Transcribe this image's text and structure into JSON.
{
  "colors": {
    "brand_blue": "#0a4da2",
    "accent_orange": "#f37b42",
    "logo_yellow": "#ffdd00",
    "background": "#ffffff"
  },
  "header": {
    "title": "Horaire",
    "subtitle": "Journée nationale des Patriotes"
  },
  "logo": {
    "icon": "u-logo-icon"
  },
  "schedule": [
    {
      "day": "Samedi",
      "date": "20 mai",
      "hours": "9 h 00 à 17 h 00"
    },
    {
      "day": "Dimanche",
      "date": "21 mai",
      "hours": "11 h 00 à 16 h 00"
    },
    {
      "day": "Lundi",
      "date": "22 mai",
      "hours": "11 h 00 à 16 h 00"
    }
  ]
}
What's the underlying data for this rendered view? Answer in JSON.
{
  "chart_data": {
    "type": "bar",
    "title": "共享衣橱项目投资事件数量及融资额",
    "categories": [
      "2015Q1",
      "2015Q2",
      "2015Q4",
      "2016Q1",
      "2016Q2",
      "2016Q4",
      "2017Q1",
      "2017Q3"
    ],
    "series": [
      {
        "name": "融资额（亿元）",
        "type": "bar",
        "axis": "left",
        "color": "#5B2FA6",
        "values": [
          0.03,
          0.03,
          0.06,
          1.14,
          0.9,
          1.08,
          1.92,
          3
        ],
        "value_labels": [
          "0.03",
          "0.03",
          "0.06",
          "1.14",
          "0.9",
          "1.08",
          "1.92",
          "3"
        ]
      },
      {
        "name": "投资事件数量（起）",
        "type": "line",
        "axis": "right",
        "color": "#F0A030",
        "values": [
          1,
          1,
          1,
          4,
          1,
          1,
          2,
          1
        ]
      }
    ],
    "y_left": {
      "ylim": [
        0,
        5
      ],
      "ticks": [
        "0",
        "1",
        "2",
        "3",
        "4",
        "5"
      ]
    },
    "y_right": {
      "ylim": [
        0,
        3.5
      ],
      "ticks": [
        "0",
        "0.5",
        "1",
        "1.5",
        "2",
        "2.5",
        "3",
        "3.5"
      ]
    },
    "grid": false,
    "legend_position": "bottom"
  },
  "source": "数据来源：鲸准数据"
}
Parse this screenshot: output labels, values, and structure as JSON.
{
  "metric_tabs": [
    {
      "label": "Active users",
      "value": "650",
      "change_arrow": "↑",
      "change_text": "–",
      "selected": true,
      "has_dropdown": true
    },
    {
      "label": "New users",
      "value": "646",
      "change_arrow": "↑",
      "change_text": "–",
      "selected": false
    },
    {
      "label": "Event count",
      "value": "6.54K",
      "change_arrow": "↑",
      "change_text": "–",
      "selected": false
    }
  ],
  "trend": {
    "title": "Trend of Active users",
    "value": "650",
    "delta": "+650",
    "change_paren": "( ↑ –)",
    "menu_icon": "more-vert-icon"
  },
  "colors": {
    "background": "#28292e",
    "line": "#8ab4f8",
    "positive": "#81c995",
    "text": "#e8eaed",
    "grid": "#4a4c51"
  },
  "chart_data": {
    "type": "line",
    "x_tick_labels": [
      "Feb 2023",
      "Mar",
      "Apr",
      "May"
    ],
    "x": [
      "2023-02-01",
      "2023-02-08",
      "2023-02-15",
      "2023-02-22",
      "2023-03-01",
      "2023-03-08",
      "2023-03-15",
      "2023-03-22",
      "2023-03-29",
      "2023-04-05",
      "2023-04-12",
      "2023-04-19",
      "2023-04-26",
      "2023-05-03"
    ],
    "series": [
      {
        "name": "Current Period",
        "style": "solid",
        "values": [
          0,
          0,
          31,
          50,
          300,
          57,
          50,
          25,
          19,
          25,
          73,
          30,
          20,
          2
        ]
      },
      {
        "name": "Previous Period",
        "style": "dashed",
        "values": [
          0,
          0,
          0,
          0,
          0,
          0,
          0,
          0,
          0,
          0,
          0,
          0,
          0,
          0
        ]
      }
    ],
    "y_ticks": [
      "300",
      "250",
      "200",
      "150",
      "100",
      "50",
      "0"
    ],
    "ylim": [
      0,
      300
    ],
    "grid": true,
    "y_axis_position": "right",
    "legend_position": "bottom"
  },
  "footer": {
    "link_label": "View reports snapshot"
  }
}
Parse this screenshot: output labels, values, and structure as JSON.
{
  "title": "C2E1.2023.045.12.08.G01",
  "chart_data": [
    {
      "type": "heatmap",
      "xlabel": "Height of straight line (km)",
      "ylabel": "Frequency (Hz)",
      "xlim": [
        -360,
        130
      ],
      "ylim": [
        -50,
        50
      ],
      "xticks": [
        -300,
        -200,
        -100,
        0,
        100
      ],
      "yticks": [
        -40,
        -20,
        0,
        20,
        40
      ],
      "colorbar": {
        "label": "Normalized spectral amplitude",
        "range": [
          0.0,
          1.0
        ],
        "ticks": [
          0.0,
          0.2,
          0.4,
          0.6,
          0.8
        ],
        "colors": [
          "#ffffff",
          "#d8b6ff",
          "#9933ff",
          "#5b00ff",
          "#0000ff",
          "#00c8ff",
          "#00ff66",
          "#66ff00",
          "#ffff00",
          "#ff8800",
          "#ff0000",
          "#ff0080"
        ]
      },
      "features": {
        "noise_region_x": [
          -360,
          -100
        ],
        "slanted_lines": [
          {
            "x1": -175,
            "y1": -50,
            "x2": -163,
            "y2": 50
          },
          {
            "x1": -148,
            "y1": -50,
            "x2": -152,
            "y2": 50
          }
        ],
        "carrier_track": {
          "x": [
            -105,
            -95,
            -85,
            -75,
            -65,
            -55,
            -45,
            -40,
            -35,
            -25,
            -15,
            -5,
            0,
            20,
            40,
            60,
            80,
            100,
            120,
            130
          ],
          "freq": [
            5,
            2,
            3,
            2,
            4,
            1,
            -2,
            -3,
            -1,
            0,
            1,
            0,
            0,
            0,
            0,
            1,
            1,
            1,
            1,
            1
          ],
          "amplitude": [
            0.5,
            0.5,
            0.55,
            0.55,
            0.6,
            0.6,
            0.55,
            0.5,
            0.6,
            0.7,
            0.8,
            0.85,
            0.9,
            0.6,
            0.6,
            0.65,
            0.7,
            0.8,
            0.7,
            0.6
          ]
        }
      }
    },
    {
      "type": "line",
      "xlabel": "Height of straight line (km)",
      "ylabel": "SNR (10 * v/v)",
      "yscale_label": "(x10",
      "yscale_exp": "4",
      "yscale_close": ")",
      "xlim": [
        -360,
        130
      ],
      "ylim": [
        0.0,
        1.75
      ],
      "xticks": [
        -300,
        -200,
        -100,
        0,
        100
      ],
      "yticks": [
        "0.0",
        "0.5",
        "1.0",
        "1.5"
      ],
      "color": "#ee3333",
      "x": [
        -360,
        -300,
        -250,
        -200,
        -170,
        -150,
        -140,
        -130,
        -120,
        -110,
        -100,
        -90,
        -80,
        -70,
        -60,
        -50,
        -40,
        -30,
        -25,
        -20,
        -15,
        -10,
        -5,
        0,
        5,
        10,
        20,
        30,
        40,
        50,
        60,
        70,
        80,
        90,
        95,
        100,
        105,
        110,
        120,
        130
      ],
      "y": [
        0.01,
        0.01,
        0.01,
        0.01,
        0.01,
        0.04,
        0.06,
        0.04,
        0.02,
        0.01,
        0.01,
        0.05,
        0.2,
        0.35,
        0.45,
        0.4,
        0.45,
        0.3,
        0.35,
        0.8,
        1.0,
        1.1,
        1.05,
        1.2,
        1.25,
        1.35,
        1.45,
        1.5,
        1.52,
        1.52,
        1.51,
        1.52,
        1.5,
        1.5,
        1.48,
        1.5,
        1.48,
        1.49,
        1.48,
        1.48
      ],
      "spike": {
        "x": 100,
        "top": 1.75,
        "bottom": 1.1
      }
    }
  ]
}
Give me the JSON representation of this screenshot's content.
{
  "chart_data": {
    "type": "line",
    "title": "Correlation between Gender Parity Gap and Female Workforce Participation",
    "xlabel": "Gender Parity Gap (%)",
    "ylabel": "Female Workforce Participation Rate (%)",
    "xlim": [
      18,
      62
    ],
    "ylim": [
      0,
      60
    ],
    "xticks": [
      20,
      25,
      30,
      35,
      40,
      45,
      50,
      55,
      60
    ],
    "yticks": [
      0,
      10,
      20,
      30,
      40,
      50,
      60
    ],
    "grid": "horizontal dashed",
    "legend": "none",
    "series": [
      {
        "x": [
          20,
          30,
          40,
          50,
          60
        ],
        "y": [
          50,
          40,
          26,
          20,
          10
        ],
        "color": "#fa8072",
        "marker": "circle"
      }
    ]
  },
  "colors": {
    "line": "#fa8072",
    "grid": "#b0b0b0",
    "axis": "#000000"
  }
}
==============================
*CHALLENGE*:
Write out only what runs from the line holding "Give me the" through the last line of the records, exactly as shown.

*REPLY*:
Give me the JSON representation of this screenshot's content.
{
  "chart_data": {
    "type": "line",
    "title": "Correlation between Gender Parity Gap and Female Workforce Participation",
    "xlabel": "Gender Parity Gap (%)",
    "ylabel": "Female Workforce Participation Rate (%)",
    "xlim": [
      18,
      62
    ],
    "ylim": [
      0,
      60
    ],
    "xticks": [
      20,
      25,
      30,
      35,
      40,
      45,
      50,
      55,
      60
    ],
    "yticks": [
      0,
      10,
      20,
      30,
      40,
      50,
      60
    ],
    "grid": "horizontal dashed",
    "legend": "none",
    "series": [
      {
        "x": [
          20,
          30,
          40,
          50,
          60
        ],
        "y": [
          50,
          40,
          26,
          20,
          10
        ],
        "color": "#fa8072",
        "marker": "circle"
      }
    ]
  },
  "colors": {
    "line": "#fa8072",
    "grid": "#b0b0b0",
    "axis": "#000000"
  }
}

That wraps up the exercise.